### Required work
Collect each line of the entries that holds the string "lucorum".

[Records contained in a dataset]
··········

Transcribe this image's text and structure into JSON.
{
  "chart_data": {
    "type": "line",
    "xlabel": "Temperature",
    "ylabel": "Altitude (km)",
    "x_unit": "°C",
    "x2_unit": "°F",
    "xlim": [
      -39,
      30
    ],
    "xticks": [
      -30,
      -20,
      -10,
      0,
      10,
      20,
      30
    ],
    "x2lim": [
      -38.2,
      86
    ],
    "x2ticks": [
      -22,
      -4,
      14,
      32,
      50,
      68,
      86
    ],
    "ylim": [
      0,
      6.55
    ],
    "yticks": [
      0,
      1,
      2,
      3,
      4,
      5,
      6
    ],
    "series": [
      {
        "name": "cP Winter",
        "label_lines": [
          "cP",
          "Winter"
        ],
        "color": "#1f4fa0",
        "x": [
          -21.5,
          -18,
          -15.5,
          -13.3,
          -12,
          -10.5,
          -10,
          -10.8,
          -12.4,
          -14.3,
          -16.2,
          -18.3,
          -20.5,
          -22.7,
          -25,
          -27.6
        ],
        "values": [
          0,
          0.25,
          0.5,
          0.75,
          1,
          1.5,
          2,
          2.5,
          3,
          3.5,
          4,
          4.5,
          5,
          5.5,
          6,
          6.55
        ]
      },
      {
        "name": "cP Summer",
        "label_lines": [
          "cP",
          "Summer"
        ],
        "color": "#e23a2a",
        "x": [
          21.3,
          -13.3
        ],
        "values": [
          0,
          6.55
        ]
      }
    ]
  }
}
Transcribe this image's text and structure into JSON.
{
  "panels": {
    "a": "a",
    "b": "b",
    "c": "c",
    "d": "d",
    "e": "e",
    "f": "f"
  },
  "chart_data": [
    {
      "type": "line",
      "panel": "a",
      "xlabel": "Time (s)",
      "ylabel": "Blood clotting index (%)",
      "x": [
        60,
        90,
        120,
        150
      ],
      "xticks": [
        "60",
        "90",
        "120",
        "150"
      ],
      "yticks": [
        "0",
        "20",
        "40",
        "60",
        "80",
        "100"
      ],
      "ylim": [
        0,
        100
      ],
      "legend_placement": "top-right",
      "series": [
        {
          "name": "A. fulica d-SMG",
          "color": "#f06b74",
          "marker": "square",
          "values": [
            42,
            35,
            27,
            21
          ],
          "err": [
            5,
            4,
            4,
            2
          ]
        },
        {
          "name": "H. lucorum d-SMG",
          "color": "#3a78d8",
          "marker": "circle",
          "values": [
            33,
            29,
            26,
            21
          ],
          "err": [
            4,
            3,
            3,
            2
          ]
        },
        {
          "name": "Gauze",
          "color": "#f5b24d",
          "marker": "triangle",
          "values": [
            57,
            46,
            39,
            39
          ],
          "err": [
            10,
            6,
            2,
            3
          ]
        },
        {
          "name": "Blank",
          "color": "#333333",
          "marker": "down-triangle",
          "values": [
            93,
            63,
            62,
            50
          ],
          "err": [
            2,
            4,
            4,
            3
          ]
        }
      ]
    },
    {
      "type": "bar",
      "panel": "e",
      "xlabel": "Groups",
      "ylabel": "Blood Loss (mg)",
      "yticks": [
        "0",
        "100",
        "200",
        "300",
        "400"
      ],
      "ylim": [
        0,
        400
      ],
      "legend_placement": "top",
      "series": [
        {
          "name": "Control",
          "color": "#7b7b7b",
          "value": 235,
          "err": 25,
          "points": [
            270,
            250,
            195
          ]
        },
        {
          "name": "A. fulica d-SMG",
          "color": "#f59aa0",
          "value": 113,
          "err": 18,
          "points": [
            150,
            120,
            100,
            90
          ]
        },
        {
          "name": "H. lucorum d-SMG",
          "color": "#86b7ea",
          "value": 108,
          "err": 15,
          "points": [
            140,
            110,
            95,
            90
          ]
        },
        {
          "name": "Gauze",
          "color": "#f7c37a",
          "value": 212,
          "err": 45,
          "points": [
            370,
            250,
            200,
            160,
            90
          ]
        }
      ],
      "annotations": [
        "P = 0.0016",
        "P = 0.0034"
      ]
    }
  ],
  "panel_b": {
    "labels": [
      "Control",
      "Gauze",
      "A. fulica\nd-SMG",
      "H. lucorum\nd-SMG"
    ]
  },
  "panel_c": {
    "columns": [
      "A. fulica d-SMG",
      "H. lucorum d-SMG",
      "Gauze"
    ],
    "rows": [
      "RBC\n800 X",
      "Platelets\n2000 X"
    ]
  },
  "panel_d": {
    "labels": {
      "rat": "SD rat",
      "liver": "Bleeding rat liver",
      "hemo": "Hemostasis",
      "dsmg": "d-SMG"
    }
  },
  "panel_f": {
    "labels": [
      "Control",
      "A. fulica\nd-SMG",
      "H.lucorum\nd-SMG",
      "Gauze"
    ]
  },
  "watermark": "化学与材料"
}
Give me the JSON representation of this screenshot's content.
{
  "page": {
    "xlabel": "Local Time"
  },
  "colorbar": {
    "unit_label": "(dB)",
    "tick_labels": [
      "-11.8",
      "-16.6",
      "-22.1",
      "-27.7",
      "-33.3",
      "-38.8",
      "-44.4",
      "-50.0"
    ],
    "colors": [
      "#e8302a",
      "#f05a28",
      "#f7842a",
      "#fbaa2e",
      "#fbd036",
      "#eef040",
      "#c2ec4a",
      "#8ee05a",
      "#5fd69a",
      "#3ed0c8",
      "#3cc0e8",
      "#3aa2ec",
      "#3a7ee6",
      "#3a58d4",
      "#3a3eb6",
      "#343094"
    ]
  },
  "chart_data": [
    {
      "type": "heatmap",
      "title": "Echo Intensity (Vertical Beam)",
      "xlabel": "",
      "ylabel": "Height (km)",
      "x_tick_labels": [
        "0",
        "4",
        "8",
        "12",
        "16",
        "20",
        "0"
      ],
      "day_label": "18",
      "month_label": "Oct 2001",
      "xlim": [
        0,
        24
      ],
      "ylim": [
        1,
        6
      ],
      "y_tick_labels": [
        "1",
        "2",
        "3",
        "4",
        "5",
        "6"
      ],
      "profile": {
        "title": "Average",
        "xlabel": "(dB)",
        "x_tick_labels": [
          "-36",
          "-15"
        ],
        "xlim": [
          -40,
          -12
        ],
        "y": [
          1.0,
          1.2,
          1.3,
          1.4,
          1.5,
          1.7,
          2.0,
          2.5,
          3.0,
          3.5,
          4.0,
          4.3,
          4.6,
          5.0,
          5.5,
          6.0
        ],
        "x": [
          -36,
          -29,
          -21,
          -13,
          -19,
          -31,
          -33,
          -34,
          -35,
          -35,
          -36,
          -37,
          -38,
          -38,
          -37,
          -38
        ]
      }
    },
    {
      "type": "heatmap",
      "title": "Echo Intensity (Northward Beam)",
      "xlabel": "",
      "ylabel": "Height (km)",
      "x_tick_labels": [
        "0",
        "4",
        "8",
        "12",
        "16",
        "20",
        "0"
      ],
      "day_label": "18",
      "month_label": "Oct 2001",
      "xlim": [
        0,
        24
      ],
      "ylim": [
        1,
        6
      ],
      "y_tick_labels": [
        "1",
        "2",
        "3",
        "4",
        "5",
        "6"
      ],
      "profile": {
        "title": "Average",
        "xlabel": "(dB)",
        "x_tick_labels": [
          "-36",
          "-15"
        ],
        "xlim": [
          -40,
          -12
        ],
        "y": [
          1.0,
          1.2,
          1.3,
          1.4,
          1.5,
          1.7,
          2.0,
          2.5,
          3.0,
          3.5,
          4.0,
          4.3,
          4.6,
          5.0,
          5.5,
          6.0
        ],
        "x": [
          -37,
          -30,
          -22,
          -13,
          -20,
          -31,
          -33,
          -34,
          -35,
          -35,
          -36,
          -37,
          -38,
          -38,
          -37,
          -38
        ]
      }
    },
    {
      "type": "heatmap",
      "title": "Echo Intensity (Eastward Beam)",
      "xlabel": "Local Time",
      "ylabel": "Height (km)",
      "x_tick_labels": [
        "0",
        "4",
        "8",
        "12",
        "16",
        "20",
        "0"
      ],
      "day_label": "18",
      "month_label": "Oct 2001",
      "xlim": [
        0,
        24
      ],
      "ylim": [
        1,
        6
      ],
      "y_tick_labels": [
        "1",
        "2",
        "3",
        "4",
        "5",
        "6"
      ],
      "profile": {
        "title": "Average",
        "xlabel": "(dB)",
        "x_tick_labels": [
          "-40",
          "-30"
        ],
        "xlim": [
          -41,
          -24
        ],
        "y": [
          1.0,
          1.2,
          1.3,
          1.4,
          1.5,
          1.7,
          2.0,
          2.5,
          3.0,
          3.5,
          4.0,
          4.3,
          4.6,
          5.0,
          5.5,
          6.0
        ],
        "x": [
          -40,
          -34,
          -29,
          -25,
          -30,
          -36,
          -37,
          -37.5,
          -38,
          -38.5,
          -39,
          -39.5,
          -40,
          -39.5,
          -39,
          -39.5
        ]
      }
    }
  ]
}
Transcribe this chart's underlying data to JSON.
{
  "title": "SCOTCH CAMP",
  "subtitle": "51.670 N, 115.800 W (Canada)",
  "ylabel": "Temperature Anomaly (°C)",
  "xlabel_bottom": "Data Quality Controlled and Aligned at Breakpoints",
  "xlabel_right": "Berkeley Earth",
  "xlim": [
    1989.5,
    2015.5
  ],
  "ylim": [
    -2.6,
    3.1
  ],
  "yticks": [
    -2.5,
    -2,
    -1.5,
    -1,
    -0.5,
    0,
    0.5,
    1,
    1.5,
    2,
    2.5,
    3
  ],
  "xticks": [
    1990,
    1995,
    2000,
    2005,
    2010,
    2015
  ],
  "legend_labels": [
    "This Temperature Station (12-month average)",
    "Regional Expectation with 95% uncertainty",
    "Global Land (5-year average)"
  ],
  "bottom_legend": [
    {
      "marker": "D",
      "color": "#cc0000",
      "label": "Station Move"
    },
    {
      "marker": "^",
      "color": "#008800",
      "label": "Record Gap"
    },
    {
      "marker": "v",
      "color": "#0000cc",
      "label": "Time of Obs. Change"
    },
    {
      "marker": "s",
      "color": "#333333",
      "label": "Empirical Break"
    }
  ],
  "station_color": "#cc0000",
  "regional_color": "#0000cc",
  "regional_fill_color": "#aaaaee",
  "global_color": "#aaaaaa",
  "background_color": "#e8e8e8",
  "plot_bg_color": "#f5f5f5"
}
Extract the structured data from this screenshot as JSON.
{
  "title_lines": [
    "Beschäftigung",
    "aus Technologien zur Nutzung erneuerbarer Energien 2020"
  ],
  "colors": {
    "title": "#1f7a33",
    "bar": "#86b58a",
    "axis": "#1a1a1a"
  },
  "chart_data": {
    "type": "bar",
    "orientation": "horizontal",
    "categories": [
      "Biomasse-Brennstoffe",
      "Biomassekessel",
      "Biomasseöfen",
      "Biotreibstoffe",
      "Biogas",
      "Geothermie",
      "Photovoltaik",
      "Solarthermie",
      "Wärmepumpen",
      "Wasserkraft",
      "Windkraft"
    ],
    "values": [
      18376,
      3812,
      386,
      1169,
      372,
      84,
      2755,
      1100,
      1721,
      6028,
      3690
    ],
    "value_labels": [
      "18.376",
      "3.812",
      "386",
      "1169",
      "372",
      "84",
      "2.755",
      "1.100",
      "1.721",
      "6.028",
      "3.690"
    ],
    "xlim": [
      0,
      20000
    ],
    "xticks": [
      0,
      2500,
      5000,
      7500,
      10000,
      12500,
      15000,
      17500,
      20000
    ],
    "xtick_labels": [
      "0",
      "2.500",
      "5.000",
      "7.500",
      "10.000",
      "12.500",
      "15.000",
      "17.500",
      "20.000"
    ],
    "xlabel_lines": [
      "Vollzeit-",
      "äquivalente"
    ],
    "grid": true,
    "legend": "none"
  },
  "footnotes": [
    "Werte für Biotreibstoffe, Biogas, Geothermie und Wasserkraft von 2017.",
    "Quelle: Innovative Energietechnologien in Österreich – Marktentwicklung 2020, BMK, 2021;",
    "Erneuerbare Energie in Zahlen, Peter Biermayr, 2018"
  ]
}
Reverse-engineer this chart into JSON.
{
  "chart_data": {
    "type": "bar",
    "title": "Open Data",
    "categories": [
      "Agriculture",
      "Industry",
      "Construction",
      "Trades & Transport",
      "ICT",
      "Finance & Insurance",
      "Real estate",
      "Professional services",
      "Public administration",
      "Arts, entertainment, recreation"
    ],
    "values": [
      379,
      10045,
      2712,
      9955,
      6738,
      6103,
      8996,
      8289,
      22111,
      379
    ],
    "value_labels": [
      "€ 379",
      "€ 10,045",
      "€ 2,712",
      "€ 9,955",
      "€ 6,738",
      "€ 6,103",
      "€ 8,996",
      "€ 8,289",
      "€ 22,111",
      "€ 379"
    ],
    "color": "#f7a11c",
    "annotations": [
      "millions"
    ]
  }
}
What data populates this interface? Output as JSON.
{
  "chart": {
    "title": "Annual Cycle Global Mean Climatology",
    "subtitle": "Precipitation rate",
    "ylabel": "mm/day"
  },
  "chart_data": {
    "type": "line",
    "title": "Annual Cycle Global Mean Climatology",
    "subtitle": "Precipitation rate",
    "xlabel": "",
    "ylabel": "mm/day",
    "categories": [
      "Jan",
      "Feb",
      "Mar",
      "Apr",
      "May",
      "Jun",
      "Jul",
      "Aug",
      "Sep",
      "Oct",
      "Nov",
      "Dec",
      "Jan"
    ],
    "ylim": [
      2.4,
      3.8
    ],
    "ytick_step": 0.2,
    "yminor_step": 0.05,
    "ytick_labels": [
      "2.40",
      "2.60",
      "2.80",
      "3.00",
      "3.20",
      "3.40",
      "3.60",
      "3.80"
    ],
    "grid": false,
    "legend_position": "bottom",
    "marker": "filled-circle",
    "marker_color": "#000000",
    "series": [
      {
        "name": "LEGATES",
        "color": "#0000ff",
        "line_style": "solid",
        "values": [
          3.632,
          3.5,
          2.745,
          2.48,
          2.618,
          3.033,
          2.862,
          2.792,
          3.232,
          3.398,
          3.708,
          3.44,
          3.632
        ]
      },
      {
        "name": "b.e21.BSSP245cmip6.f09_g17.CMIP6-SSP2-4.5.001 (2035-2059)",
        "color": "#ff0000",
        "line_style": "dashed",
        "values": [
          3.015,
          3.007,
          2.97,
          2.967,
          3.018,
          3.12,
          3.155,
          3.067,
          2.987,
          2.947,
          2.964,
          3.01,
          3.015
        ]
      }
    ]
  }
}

··········

### Output
          "name": "H. lucorum d-SMG",
          "name": "H. lucorum d-SMG",
      "H. lucorum\nd-SMG"
      "H. lucorum d-SMG",
      "H.lucorum\nd-SMG",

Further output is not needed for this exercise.